** Exercise objective **
Write out, without any change, the data from its first line through the line containing "text-line: keek, ak", with both of those lines included.

Layout records:
══════════
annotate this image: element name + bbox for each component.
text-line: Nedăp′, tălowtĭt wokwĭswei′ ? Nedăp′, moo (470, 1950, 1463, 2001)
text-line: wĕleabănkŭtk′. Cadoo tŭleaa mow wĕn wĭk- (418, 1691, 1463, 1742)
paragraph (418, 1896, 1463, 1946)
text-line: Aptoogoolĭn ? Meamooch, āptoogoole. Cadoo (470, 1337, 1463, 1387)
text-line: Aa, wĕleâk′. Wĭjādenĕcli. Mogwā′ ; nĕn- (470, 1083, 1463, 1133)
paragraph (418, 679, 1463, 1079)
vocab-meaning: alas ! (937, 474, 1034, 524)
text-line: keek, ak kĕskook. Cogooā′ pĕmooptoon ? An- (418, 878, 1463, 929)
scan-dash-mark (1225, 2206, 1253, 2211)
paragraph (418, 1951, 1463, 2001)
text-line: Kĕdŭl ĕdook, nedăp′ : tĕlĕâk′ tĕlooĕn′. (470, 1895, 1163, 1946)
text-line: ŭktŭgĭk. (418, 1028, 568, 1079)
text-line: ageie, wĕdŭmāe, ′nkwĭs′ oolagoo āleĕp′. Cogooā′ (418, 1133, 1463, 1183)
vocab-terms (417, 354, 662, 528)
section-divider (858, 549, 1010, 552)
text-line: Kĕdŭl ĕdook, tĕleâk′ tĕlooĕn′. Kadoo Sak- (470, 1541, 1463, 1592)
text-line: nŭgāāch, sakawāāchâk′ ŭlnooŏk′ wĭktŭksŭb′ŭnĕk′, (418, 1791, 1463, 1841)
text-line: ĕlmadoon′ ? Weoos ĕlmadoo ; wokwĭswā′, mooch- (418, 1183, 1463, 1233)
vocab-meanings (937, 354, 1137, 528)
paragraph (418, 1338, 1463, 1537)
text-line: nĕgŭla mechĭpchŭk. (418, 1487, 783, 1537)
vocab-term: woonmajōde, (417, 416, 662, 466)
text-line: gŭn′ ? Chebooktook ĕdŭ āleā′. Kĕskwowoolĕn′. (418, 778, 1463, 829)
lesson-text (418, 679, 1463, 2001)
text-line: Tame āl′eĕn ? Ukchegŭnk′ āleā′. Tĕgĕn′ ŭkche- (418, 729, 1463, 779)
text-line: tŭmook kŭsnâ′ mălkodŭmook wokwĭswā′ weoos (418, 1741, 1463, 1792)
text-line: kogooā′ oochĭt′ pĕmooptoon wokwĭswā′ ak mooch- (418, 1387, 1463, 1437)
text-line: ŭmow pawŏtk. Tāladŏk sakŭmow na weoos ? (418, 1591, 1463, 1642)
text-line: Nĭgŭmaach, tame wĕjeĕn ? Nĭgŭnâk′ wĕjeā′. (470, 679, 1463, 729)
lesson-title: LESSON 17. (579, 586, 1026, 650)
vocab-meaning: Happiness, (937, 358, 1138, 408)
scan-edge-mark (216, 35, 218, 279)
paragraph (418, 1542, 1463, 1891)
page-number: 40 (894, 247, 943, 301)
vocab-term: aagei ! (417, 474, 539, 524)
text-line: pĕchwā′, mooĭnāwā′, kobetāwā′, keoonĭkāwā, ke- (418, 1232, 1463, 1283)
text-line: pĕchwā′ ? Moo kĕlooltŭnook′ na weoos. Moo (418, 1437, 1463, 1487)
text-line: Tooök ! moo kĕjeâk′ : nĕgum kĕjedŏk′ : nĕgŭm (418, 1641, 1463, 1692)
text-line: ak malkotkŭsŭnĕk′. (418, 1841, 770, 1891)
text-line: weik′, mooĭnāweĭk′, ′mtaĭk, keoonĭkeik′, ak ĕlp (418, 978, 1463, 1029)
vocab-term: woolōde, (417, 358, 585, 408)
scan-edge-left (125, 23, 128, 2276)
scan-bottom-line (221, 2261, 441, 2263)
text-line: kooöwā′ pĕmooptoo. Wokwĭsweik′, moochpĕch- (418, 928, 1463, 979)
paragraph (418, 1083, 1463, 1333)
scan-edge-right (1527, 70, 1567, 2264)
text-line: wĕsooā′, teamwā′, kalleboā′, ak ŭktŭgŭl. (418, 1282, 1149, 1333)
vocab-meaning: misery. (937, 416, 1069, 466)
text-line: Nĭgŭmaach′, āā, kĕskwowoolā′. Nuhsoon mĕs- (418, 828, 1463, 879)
══════════
** The reply **
annotate this image: element name + bbox for each component.
text-line: Nedăp′, tălowtĭt wokwĭswei′ ? Nedăp′, moo (470, 1950, 1463, 2001)
text-line: wĕleabănkŭtk′. Cadoo tŭleaa mow wĕn wĭk- (418, 1691, 1463, 1742)
paragraph (418, 1896, 1463, 1946)
text-line: Aptoogoolĭn ? Meamooch, āptoogoole. Cadoo (470, 1337, 1463, 1387)
text-line: Aa, wĕleâk′. Wĭjādenĕcli. Mogwā′ ; nĕn- (470, 1083, 1463, 1133)
paragraph (418, 679, 1463, 1079)
vocab-meaning: alas ! (937, 474, 1034, 524)
text-line: keek, ak kĕskook. Cogooā′ pĕmooptoon ? An- (418, 878, 1463, 929)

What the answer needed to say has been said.